§ **What the task requires**
Look through the listing and locate every line containing the word "that"; copy those lines.
--- Begin Material provided ---
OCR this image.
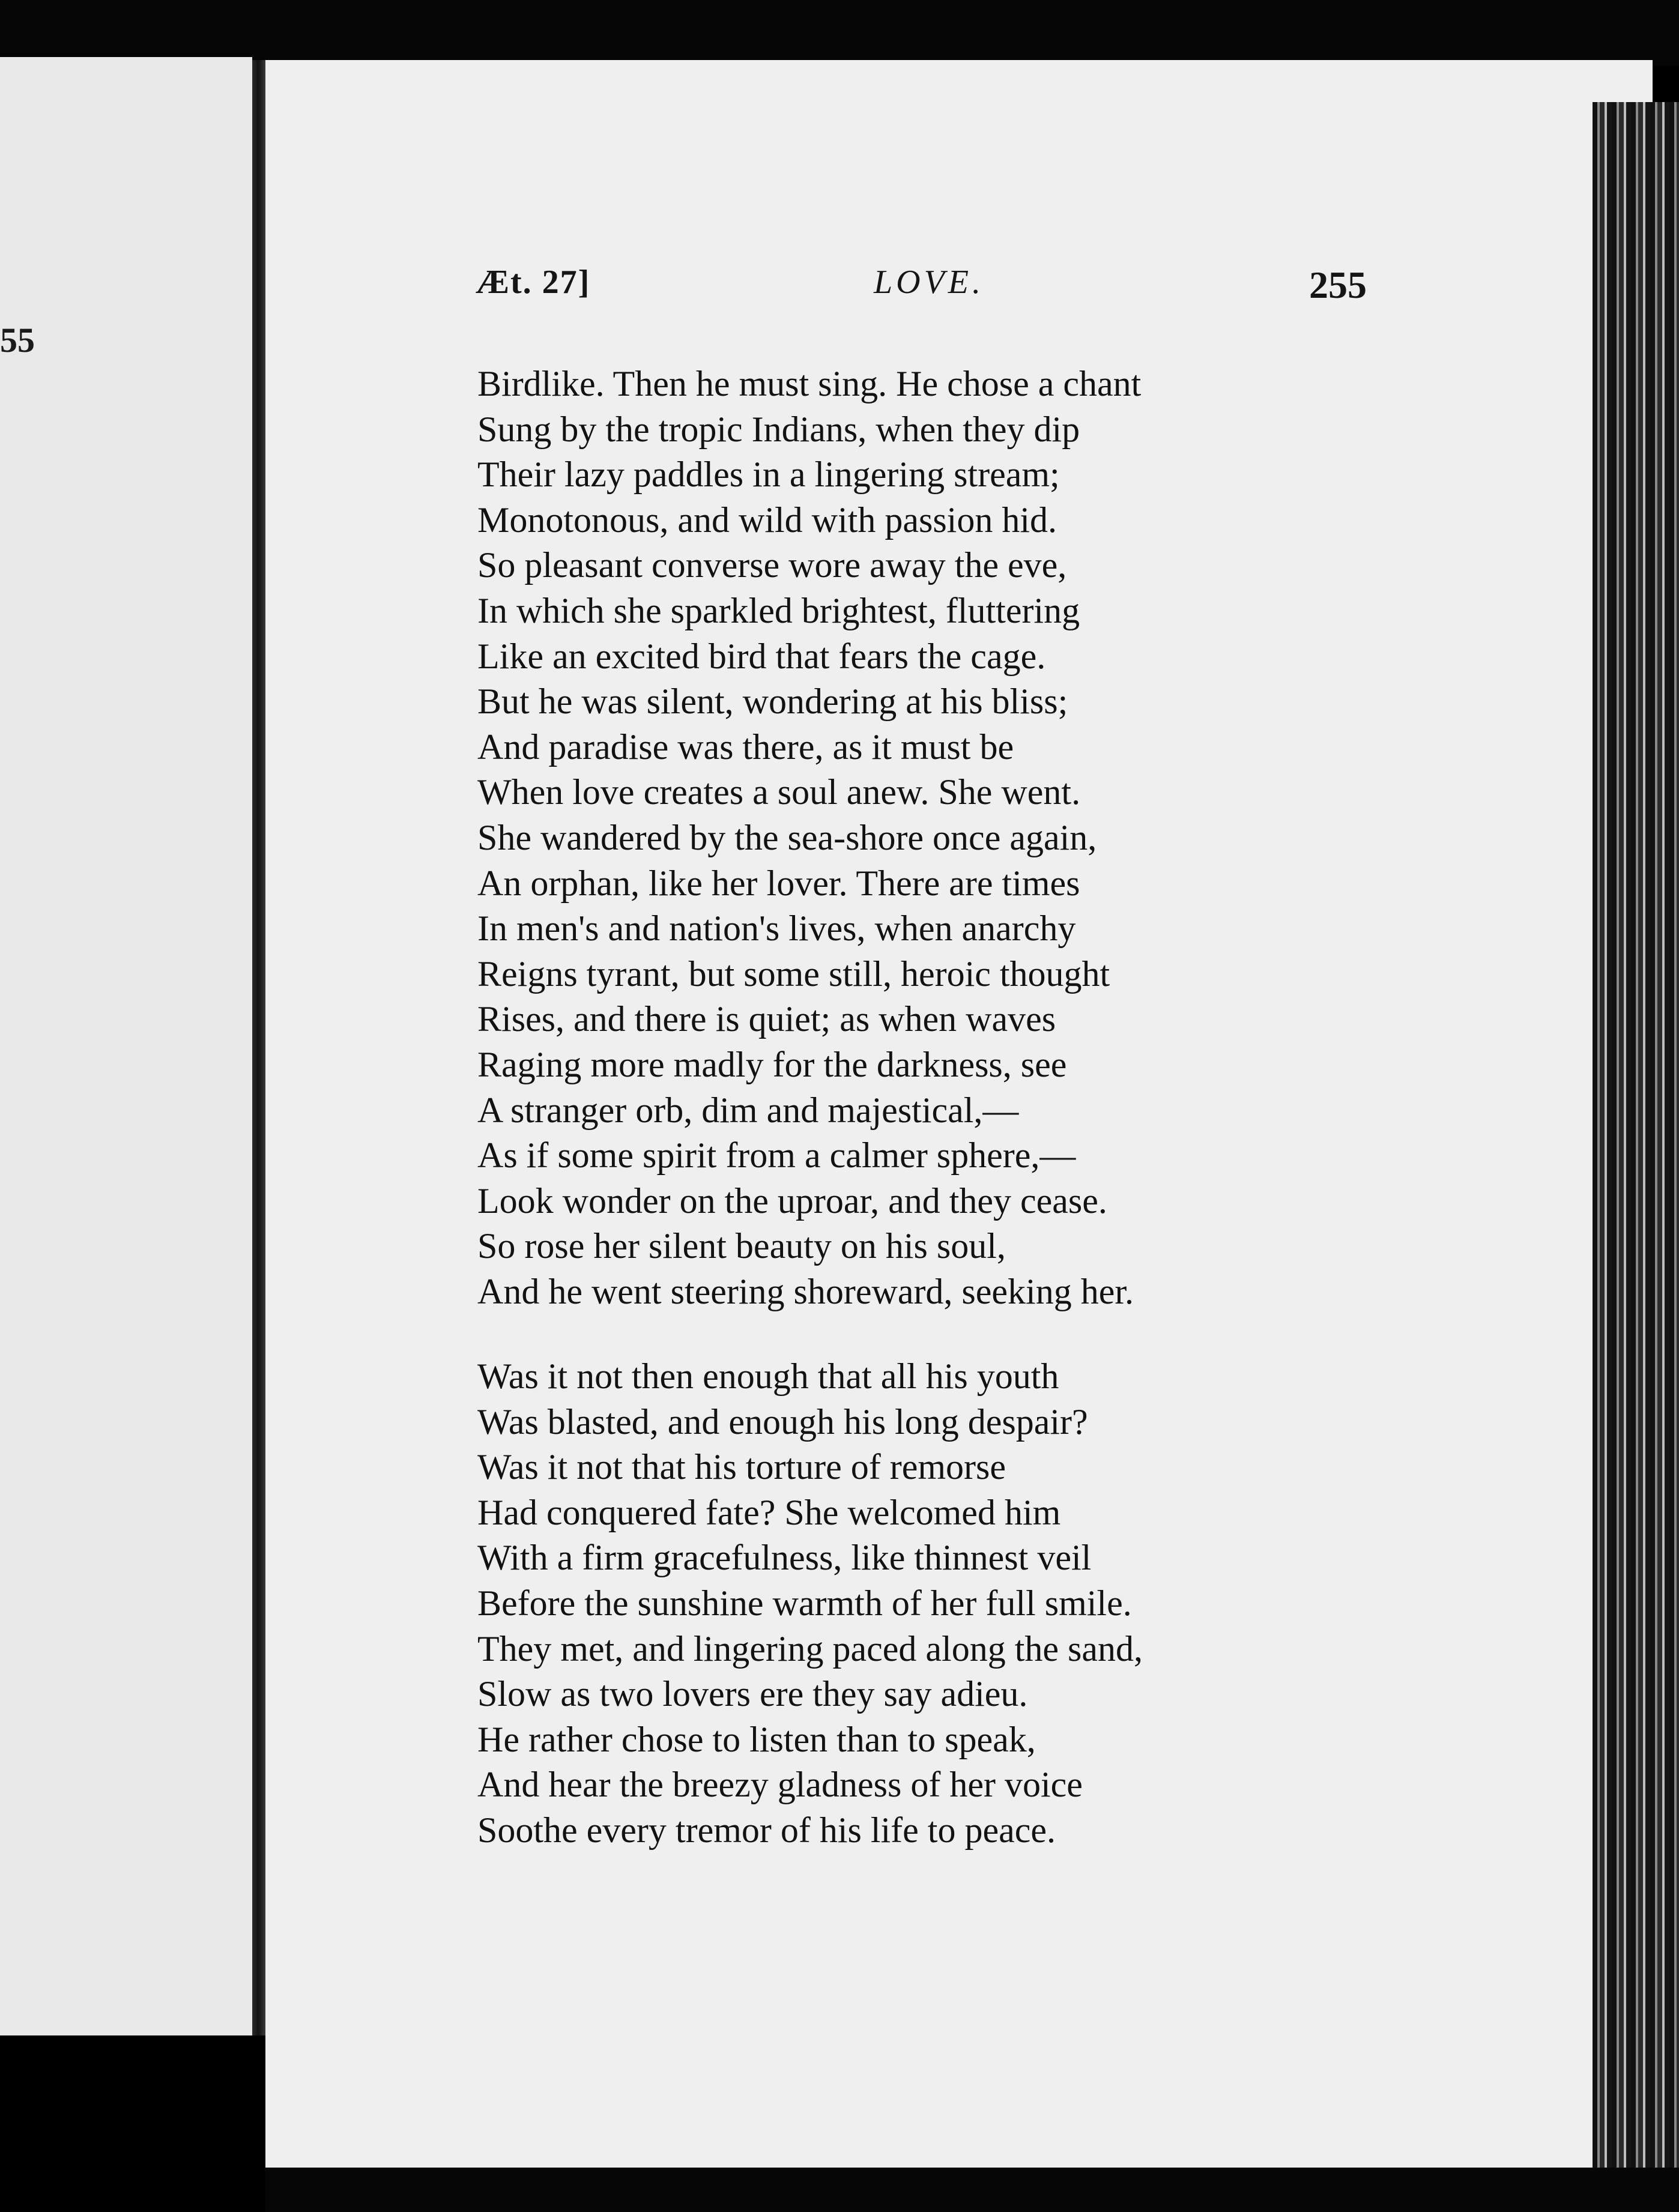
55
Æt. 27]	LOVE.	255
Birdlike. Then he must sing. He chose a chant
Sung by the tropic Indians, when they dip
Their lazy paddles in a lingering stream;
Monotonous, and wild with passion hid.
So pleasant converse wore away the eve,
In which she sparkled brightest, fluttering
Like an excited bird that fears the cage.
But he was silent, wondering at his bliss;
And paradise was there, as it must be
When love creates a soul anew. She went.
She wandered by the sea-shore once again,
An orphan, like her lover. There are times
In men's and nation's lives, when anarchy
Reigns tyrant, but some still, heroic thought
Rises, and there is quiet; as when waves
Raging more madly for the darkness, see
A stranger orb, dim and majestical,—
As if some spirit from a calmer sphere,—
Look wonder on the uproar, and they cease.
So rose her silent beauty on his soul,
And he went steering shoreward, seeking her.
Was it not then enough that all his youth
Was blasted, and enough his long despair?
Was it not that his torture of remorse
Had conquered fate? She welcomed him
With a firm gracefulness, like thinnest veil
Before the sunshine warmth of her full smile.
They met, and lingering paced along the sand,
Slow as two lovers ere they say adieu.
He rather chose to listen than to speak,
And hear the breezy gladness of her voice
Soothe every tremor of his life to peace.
--- End Material provided ---
§ **Finished exercise**
Like an excited bird that fears the cage.
Was it not then enough that all his youth
Was it not that his torture of remorse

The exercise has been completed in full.